SUPPLIED MATERIAL
----------
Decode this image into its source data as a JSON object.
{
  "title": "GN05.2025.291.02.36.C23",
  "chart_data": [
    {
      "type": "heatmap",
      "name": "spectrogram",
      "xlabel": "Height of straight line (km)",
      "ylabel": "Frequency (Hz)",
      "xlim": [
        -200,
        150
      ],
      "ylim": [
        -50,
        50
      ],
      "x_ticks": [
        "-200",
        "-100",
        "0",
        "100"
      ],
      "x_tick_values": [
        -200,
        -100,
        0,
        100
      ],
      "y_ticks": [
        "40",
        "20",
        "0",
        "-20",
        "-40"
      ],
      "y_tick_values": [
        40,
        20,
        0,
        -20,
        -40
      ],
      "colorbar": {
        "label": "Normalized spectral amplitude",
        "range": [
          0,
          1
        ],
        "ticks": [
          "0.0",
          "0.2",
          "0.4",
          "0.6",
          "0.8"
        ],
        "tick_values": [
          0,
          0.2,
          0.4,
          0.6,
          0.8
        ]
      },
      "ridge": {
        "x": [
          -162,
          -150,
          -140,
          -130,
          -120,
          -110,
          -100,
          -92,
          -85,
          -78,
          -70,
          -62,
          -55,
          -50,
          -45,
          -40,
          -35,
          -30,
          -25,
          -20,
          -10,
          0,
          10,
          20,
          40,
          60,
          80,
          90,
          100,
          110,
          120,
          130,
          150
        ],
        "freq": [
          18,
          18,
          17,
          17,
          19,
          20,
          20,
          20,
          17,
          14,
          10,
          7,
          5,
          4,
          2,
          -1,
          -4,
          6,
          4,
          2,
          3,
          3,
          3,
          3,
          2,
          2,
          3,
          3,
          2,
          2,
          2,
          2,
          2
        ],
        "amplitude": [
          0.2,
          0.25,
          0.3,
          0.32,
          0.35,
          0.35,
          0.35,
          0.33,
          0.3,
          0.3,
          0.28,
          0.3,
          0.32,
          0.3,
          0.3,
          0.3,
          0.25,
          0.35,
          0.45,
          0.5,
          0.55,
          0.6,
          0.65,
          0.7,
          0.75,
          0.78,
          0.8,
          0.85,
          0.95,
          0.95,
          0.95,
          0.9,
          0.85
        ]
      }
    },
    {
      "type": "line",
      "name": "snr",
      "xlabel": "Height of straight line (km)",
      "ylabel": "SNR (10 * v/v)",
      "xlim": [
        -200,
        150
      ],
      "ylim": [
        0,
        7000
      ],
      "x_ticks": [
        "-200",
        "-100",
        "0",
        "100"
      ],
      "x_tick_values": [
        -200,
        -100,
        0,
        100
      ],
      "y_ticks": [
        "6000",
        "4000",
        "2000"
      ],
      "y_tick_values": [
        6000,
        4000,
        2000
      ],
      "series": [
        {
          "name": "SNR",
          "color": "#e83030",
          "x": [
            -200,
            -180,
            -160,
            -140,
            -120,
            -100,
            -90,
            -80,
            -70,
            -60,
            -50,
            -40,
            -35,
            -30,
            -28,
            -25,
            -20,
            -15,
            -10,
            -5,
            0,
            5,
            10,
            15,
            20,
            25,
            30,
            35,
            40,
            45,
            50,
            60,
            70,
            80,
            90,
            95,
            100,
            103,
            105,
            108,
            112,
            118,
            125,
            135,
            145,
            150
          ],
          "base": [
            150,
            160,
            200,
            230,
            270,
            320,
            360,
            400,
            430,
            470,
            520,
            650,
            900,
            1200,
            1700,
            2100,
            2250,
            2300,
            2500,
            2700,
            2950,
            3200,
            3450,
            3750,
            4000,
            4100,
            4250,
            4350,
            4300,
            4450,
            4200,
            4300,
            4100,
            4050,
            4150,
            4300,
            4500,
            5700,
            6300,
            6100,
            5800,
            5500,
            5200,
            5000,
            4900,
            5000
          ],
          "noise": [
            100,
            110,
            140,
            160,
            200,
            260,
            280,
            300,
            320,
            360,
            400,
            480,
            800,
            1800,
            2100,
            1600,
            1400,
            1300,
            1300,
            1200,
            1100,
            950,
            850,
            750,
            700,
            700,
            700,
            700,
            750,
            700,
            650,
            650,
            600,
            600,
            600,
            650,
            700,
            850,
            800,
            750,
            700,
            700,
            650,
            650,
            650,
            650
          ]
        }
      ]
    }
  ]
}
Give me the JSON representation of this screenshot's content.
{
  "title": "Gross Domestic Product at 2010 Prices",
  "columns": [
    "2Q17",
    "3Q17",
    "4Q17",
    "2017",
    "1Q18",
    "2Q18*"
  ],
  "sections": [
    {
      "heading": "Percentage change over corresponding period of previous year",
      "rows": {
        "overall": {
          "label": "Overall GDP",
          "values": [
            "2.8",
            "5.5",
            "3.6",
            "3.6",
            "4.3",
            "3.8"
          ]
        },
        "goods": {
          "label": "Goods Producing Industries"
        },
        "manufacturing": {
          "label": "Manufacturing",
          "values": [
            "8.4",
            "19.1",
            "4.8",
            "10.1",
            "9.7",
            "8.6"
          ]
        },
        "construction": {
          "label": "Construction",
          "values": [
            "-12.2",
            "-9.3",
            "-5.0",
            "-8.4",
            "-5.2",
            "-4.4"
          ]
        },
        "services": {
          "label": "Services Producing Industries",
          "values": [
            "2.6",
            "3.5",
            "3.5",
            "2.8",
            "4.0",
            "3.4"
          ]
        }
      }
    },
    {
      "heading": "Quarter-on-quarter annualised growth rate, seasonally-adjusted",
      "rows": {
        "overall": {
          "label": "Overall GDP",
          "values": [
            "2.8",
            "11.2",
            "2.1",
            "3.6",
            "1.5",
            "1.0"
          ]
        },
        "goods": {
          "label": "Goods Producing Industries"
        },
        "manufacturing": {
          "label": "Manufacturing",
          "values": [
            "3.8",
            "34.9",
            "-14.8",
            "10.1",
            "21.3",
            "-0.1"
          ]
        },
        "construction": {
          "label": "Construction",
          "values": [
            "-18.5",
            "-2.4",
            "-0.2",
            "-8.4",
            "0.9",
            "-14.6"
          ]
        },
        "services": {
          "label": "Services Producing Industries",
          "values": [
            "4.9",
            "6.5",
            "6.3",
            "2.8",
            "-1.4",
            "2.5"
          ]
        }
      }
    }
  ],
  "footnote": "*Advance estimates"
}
----------
AIM
Using the data above, print every record exactly as shown.

COMPLETED EXERCISE
Decode this image into its source data as a JSON object.
{
  "title": "GN05.2025.291.02.36.C23",
  "chart_data": [
    {
      "type": "heatmap",
      "name": "spectrogram",
      "xlabel": "Height of straight line (km)",
      "ylabel": "Frequency (Hz)",
      "xlim": [
        -200,
        150
      ],
      "ylim": [
        -50,
        50
      ],
      "x_ticks": [
        "-200",
        "-100",
        "0",
        "100"
      ],
      "x_tick_values": [
        -200,
        -100,
        0,
        100
      ],
      "y_ticks": [
        "40",
        "20",
        "0",
        "-20",
        "-40"
      ],
      "y_tick_values": [
        40,
        20,
        0,
        -20,
        -40
      ],
      "colorbar": {
        "label": "Normalized spectral amplitude",
        "range": [
          0,
          1
        ],
        "ticks": [
          "0.0",
          "0.2",
          "0.4",
          "0.6",
          "0.8"
        ],
        "tick_values": [
          0,
          0.2,
          0.4,
          0.6,
          0.8
        ]
      },
      "ridge": {
        "x": [
          -162,
          -150,
          -140,
          -130,
          -120,
          -110,
          -100,
          -92,
          -85,
          -78,
          -70,
          -62,
          -55,
          -50,
          -45,
          -40,
          -35,
          -30,
          -25,
          -20,
          -10,
          0,
          10,
          20,
          40,
          60,
          80,
          90,
          100,
          110,
          120,
          130,
          150
        ],
        "freq": [
          18,
          18,
          17,
          17,
          19,
          20,
          20,
          20,
          17,
          14,
          10,
          7,
          5,
          4,
          2,
          -1,
          -4,
          6,
          4,
          2,
          3,
          3,
          3,
          3,
          2,
          2,
          3,
          3,
          2,
          2,
          2,
          2,
          2
        ],
        "amplitude": [
          0.2,
          0.25,
          0.3,
          0.32,
          0.35,
          0.35,
          0.35,
          0.33,
          0.3,
          0.3,
          0.28,
          0.3,
          0.32,
          0.3,
          0.3,
          0.3,
          0.25,
          0.35,
          0.45,
          0.5,
          0.55,
          0.6,
          0.65,
          0.7,
          0.75,
          0.78,
          0.8,
          0.85,
          0.95,
          0.95,
          0.95,
          0.9,
          0.85
        ]
      }
    },
    {
      "type": "line",
      "name": "snr",
      "xlabel": "Height of straight line (km)",
      "ylabel": "SNR (10 * v/v)",
      "xlim": [
        -200,
        150
      ],
      "ylim": [
        0,
        7000
      ],
      "x_ticks": [
        "-200",
        "-100",
        "0",
        "100"
      ],
      "x_tick_values": [
        -200,
        -100,
        0,
        100
      ],
      "y_ticks": [
        "6000",
        "4000",
        "2000"
      ],
      "y_tick_values": [
        6000,
        4000,
        2000
      ],
      "series": [
        {
          "name": "SNR",
          "color": "#e83030",
          "x": [
            -200,
            -180,
            -160,
            -140,
            -120,
            -100,
            -90,
            -80,
            -70,
            -60,
            -50,
            -40,
            -35,
            -30,
            -28,
            -25,
            -20,
            -15,
            -10,
            -5,
            0,
            5,
            10,
            15,
            20,
            25,
            30,
            35,
            40,
            45,
            50,
            60,
            70,
            80,
            90,
            95,
            100,
            103,
            105,
            108,
            112,
            118,
            125,
            135,
            145,
            150
          ],
          "base": [
            150,
            160,
            200,
            230,
            270,
            320,
            360,
            400,
            430,
            470,
            520,
            650,
            900,
            1200,
            1700,
            2100,
            2250,
            2300,
            2500,
            2700,
            2950,
            3200,
            3450,
            3750,
            4000,
            4100,
            4250,
            4350,
            4300,
            4450,
            4200,
            4300,
            4100,
            4050,
            4150,
            4300,
            4500,
            5700,
            6300,
            6100,
            5800,
            5500,
            5200,
            5000,
            4900,
            5000
          ],
          "noise": [
            100,
            110,
            140,
            160,
            200,
            260,
            280,
            300,
            320,
            360,
            400,
            480,
            800,
            1800,
            2100,
            1600,
            1400,
            1300,
            1300,
            1200,
            1100,
            950,
            850,
            750,
            700,
            700,
            700,
            700,
            750,
            700,
            650,
            650,
            600,
            600,
            600,
            650,
            700,
            850,
            800,
            750,
            700,
            700,
            650,
            650,
            650,
            650
          ]
        }
      ]
    }
  ]
}
Give me the JSON representation of this screenshot's content.
{
  "title": "Gross Domestic Product at 2010 Prices",
  "columns": [
    "2Q17",
    "3Q17",
    "4Q17",
    "2017",
    "1Q18",
    "2Q18*"
  ],
  "sections": [
    {
      "heading": "Percentage change over corresponding period of previous year",
      "rows": {
        "overall": {
          "label": "Overall GDP",
          "values": [
            "2.8",
            "5.5",
            "3.6",
            "3.6",
            "4.3",
            "3.8"
          ]
        },
        "goods": {
          "label": "Goods Producing Industries"
        },
        "manufacturing": {
          "label": "Manufacturing",
          "values": [
            "8.4",
            "19.1",
            "4.8",
            "10.1",
            "9.7",
            "8.6"
          ]
        },
        "construction": {
          "label": "Construction",
          "values": [
            "-12.2",
            "-9.3",
            "-5.0",
            "-8.4",
            "-5.2",
            "-4.4"
          ]
        },
        "services": {
          "label": "Services Producing Industries",
          "values": [
            "2.6",
            "3.5",
            "3.5",
            "2.8",
            "4.0",
            "3.4"
          ]
        }
      }
    },
    {
      "heading": "Quarter-on-quarter annualised growth rate, seasonally-adjusted",
      "rows": {
        "overall": {
          "label": "Overall GDP",
          "values": [
            "2.8",
            "11.2",
            "2.1",
            "3.6",
            "1.5",
            "1.0"
          ]
        },
        "goods": {
          "label": "Goods Producing Industries"
        },
        "manufacturing": {
          "label": "Manufacturing",
          "values": [
            "3.8",
            "34.9",
            "-14.8",
            "10.1",
            "21.3",
            "-0.1"
          ]
        },
        "construction": {
          "label": "Construction",
          "values": [
            "-18.5",
            "-2.4",
            "-0.2",
            "-8.4",
            "0.9",
            "-14.6"
          ]
        },
        "services": {
          "label": "Services Producing Industries",
          "values": [
            "4.9",
            "6.5",
            "6.3",
            "2.8",
            "-1.4",
            "2.5"
          ]
        }
      }
    }
  ],
  "footnote": "*Advance estimates"
}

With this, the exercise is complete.